#### Exercise task
State how many lines of the entries hold the string "Ostpr", and nothing more.
-- Start Provided material --
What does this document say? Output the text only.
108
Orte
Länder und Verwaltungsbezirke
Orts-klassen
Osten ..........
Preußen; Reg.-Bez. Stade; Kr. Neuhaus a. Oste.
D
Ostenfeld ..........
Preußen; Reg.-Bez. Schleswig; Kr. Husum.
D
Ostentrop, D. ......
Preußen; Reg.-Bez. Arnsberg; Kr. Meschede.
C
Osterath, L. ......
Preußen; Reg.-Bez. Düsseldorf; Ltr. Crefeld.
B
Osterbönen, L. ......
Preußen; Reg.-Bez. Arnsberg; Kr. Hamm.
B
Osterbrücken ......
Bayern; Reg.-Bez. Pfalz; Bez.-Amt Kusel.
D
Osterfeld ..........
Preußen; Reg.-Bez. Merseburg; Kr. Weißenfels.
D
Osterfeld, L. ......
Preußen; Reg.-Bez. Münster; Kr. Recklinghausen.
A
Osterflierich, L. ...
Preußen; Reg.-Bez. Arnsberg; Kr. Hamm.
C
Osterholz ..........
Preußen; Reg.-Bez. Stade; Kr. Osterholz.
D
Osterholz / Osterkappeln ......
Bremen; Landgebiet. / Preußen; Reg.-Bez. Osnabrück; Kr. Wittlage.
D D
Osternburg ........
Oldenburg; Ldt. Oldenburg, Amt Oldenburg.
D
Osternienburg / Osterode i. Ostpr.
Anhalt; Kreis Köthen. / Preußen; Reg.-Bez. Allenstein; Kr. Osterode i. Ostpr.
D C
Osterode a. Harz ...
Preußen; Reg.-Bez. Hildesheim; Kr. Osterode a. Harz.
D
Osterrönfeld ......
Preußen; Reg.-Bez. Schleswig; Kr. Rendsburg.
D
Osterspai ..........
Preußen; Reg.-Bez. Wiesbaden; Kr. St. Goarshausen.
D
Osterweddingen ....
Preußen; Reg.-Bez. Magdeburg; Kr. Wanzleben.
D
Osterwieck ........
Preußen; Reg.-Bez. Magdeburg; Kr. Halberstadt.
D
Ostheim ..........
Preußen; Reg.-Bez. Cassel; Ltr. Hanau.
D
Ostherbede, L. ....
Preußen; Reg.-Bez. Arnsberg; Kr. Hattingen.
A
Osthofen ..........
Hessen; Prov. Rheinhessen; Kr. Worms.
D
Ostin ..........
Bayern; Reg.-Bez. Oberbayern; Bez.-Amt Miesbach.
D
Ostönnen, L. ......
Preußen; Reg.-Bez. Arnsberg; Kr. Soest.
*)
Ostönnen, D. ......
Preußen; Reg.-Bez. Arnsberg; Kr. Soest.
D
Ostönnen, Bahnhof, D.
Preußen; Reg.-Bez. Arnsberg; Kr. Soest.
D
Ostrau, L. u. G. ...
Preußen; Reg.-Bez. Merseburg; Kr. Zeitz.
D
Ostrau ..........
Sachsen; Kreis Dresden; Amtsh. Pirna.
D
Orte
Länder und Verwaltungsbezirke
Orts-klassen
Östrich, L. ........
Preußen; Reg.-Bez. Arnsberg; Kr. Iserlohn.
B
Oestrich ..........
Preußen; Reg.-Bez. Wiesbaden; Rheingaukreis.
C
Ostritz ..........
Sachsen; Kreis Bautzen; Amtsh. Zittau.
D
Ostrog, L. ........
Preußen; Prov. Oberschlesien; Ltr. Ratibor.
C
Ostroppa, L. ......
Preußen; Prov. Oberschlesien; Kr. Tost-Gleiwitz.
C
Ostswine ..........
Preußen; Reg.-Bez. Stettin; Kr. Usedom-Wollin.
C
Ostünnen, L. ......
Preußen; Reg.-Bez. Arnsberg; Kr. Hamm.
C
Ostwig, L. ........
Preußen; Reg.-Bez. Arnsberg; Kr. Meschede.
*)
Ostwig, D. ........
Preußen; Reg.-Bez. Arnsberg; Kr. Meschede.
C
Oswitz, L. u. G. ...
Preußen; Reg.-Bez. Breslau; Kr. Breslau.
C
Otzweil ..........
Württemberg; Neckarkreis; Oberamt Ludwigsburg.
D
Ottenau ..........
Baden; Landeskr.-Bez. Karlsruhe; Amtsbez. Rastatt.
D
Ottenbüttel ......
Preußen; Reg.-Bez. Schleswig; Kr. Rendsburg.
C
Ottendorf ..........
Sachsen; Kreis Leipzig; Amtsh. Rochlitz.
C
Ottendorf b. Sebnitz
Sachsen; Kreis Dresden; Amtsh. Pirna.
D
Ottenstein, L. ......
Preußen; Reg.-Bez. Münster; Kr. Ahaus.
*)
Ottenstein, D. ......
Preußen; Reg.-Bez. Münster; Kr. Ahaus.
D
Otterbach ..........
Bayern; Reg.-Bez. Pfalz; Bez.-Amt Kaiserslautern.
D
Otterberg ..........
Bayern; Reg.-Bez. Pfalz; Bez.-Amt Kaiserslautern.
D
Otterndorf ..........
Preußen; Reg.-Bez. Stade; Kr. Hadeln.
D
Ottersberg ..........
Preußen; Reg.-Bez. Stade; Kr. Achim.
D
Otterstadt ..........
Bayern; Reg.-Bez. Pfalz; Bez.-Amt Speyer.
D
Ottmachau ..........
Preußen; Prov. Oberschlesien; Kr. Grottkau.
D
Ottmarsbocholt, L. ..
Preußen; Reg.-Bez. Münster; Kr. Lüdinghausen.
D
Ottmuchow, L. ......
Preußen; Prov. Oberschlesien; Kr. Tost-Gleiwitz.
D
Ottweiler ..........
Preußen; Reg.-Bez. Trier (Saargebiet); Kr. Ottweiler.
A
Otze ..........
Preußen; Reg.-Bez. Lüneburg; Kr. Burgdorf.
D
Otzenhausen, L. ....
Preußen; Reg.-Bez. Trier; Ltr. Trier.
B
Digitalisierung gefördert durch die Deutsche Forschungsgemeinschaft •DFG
-- End Provided material --
#### Answer in full
2